[Problem details] Quote exactly, and only, the lines from the one with "Give me the" through the end of the listing.

[Raw records]
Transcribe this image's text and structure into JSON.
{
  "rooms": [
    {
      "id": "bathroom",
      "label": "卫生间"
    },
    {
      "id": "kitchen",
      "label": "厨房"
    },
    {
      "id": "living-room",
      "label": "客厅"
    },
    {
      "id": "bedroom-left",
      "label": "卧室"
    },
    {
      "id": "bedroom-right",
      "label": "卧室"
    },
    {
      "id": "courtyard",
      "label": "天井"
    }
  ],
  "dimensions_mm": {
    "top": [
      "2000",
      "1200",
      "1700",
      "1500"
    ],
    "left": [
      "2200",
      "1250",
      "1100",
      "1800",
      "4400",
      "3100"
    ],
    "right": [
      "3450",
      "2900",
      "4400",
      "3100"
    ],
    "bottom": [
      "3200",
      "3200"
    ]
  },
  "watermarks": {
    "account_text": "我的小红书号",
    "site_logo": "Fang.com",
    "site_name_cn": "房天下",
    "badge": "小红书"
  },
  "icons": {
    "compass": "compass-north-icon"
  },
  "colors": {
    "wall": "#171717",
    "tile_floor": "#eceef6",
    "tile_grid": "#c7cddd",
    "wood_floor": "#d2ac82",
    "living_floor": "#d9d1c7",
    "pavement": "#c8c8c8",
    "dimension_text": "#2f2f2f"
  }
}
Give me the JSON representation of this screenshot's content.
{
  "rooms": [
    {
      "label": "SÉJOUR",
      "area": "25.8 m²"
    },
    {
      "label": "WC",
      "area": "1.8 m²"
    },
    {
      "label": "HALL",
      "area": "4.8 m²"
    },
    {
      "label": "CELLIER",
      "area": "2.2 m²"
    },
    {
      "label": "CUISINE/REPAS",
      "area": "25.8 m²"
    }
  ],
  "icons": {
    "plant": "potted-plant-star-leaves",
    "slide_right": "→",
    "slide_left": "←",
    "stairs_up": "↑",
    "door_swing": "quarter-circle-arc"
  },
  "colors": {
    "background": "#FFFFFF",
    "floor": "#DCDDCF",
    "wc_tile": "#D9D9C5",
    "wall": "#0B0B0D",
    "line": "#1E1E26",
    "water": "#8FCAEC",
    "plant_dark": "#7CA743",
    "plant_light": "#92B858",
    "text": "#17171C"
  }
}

[Response for this exercise]
Give me the JSON representation of this screenshot's content.
{
  "rooms": [
    {
      "label": "SÉJOUR",
      "area": "25.8 m²"
    },
    {
      "label": "WC",
      "area": "1.8 m²"
    },
    {
      "label": "HALL",
      "area": "4.8 m²"
    },
    {
      "label": "CELLIER",
      "area": "2.2 m²"
    },
    {
      "label": "CUISINE/REPAS",
      "area": "25.8 m²"
    }
  ],
  "icons": {
    "plant": "potted-plant-star-leaves",
    "slide_right": "→",
    "slide_left": "←",
    "stairs_up": "↑",
    "door_swing": "quarter-circle-arc"
  },
  "colors": {
    "background": "#FFFFFF",
    "floor": "#DCDDCF",
    "wc_tile": "#D9D9C5",
    "wall": "#0B0B0D",
    "line": "#1E1E26",
    "water": "#8FCAEC",
    "plant_dark": "#7CA743",
    "plant_light": "#92B858",
    "text": "#17171C"
  }
}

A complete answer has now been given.